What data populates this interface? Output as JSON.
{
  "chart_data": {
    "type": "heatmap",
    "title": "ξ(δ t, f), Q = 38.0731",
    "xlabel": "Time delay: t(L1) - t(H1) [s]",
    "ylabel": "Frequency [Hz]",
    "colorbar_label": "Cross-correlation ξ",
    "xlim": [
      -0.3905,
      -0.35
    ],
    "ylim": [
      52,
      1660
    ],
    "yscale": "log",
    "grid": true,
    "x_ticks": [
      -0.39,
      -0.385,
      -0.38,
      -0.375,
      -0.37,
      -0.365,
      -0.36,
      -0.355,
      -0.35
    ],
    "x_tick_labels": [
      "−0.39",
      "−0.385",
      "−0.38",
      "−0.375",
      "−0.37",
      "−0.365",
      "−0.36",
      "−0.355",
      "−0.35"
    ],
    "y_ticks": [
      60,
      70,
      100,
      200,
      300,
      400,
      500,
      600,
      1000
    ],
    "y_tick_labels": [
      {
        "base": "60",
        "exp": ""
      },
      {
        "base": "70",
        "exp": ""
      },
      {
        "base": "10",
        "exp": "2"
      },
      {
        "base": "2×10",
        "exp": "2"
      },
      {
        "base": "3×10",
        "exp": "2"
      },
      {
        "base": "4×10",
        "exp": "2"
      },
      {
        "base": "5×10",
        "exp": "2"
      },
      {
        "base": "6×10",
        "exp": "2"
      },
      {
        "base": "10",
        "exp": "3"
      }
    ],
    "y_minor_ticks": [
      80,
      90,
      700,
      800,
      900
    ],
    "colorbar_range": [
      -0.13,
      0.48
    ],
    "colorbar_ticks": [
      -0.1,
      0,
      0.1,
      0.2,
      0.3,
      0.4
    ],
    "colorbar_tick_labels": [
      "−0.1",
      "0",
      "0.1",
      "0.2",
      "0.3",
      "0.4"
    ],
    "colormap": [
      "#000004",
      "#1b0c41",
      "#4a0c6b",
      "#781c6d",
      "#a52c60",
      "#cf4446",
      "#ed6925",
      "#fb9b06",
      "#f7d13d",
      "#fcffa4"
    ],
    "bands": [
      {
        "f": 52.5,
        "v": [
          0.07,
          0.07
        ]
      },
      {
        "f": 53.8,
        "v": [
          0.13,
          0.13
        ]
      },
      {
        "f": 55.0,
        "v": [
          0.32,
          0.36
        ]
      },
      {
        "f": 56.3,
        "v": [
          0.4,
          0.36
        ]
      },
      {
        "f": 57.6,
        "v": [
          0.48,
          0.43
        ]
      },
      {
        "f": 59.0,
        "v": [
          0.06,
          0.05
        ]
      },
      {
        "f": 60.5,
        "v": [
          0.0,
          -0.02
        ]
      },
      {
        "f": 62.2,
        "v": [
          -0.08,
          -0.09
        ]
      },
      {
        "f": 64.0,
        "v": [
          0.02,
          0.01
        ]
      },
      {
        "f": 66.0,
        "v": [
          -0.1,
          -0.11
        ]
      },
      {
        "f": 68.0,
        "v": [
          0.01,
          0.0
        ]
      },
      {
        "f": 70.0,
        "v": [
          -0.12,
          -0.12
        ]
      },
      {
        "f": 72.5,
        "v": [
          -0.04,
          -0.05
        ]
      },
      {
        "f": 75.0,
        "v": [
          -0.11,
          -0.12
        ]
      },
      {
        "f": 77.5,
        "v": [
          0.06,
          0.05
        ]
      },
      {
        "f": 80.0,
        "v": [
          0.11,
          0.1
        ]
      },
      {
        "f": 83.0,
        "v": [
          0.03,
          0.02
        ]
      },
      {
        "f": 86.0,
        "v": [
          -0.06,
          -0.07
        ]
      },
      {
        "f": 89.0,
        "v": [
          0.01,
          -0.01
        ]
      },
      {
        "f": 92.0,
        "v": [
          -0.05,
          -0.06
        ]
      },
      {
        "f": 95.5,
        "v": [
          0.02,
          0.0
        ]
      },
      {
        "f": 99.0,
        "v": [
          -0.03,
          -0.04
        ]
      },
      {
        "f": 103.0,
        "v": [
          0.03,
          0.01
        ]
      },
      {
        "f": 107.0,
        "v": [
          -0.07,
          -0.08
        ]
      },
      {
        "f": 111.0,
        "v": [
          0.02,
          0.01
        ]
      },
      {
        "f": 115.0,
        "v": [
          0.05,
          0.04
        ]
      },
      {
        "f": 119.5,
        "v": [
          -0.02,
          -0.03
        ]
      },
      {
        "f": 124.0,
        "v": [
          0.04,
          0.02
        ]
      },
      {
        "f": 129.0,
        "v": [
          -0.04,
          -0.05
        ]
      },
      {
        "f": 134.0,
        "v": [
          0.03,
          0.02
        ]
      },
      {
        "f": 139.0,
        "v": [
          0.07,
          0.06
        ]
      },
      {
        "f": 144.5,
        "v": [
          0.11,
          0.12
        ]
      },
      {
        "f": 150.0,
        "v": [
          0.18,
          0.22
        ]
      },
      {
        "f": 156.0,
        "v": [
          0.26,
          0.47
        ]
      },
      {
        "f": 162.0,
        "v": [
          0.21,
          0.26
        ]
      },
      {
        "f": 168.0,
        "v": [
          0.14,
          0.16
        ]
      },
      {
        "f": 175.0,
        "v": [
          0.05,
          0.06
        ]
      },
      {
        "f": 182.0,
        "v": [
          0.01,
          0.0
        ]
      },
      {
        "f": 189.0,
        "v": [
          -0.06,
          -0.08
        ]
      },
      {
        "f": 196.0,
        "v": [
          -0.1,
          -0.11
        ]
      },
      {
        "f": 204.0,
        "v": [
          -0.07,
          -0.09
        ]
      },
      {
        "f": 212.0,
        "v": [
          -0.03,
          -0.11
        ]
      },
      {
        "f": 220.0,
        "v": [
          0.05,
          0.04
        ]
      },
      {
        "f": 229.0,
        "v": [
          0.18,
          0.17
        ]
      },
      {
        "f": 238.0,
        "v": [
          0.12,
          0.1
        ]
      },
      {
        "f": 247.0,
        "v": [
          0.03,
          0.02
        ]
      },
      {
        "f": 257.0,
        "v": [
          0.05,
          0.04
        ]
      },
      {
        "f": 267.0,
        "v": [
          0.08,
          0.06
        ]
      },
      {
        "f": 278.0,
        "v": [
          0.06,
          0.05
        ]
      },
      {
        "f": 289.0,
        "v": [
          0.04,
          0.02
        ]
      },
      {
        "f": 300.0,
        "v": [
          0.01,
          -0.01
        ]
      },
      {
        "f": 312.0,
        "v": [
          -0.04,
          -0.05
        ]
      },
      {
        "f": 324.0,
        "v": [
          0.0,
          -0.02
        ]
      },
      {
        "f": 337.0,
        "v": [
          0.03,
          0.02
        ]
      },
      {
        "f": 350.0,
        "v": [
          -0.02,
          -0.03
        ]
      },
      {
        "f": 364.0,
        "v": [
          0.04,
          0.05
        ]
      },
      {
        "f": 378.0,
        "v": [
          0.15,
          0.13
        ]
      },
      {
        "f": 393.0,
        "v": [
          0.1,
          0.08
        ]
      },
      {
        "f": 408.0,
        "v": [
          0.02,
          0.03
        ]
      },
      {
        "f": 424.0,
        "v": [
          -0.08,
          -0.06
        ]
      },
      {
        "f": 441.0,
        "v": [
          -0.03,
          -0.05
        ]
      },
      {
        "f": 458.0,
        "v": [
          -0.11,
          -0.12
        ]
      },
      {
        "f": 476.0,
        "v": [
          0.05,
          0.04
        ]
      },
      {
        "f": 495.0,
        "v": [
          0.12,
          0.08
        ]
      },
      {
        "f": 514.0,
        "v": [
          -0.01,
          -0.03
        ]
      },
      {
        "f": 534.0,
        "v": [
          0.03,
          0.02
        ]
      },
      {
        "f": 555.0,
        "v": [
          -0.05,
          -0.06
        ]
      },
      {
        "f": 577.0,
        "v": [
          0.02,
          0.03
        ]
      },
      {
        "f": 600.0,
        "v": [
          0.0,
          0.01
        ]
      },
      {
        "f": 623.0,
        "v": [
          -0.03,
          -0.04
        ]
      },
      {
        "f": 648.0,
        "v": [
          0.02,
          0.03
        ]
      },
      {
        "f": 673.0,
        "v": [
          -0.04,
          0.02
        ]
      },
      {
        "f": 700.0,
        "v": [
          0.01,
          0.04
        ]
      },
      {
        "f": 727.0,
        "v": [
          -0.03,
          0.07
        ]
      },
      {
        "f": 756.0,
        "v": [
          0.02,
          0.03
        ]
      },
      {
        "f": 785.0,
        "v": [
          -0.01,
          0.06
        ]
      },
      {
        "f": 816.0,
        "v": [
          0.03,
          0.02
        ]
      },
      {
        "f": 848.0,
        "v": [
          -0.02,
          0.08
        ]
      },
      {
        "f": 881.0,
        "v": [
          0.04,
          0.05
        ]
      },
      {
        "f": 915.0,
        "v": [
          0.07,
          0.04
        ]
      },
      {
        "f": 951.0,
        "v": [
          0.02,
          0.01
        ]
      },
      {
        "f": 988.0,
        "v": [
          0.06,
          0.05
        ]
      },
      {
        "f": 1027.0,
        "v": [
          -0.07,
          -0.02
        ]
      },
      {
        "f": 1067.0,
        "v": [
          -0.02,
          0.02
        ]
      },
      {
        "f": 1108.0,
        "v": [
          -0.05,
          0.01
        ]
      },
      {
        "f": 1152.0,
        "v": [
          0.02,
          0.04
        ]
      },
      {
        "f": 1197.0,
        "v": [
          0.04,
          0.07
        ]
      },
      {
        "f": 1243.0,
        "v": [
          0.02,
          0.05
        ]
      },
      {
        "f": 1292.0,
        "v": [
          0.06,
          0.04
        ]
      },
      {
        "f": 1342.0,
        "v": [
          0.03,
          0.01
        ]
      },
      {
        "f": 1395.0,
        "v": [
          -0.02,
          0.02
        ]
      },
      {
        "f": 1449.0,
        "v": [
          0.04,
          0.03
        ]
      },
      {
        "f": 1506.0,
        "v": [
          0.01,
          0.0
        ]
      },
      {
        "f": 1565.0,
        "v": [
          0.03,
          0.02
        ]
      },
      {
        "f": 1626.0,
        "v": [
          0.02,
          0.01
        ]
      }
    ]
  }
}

*Do this*: Copy whichever lines in the listing above contain the word "base".

*Correct response*:
        "base": "60",
        "base": "70",
        "base": "10",
        "base": "2×10",
        "base": "3×10",
        "base": "4×10",
        "base": "5×10",
        "base": "6×10",
        "base": "10",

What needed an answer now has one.